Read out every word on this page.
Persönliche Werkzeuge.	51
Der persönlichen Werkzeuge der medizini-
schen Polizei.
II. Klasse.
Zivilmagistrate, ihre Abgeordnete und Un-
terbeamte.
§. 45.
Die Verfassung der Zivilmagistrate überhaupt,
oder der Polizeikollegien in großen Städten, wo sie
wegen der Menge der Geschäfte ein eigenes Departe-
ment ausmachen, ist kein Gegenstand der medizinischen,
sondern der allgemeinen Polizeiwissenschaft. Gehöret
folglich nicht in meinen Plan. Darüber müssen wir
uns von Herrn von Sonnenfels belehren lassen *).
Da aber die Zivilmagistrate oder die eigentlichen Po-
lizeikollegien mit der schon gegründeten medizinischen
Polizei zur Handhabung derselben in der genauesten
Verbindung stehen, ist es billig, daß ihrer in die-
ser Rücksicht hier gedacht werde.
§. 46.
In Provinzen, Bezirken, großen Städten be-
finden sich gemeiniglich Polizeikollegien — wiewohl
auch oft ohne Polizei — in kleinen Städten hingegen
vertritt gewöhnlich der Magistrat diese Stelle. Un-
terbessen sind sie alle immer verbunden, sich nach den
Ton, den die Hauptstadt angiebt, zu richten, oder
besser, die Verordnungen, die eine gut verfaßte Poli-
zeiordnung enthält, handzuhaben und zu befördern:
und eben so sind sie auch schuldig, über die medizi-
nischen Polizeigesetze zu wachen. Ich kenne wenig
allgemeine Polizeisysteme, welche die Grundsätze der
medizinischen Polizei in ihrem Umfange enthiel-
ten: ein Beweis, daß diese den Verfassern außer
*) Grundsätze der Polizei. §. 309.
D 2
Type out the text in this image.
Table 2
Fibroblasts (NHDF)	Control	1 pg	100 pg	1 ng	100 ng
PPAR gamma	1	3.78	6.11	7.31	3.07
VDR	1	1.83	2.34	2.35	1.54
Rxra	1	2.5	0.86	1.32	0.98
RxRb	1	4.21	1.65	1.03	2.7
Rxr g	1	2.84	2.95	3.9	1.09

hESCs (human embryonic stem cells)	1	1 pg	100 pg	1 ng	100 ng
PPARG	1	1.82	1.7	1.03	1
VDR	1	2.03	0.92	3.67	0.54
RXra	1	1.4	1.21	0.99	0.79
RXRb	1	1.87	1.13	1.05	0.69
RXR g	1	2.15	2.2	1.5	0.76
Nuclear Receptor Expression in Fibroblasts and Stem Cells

Exercise:
Go through the entries above and count the lines containing the word "medizinischen"; give only that count.

Result:
3